(Items from a data source)
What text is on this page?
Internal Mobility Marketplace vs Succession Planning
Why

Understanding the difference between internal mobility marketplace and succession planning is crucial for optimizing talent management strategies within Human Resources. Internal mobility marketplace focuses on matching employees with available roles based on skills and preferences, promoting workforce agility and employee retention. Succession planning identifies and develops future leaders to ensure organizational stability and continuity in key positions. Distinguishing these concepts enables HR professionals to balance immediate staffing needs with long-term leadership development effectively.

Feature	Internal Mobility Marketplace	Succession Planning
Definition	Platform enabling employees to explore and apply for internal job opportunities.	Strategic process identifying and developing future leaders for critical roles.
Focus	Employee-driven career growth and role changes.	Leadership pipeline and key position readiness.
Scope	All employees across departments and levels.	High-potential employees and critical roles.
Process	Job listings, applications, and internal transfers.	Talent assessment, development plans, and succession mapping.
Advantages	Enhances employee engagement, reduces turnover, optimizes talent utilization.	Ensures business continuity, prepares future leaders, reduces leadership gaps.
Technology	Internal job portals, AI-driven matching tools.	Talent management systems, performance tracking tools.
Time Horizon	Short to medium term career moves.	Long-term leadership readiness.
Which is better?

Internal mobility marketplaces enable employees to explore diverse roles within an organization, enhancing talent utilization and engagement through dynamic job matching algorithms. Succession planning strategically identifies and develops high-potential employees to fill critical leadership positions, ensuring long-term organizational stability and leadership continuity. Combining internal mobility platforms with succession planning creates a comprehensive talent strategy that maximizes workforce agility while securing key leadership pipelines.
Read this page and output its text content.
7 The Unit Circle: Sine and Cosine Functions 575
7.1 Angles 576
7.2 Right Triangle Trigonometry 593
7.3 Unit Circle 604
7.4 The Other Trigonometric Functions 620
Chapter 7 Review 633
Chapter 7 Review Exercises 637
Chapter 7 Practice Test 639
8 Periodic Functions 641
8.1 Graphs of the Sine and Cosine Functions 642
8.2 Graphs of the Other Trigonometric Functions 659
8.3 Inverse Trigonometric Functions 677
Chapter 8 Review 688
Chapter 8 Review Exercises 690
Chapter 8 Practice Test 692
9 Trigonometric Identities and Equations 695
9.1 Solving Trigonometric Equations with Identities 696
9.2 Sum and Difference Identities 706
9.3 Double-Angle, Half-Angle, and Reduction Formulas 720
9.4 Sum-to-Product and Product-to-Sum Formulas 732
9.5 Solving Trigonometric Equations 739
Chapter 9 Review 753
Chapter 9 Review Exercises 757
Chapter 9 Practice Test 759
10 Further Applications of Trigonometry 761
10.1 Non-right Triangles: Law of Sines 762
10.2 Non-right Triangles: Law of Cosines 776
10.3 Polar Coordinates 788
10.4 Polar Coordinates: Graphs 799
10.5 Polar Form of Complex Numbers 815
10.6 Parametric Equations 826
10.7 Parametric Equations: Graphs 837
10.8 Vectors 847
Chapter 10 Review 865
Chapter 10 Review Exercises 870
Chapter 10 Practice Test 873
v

[Aim]: Write out every line of the data that holds the word "utilization".

[Correct output]:
Advantages	Enhances employee engagement, reduces turnover, optimizes talent utilization.	Ensures business continuity, prepares future leaders, reduces leadership gaps.
Internal mobility marketplaces enable employees to explore diverse roles within an organization, enhancing talent utilization and engagement through dynamic job matching algorithms. Succession planning strategically identifies and develops high-potential employees to fill critical leadership positions, ensuring long-term organizational stability and leadership continuity. Combining internal mobility platforms with succession planning creates a comprehensive talent strategy that maximizes workforce agility while securing key leadership pipelines.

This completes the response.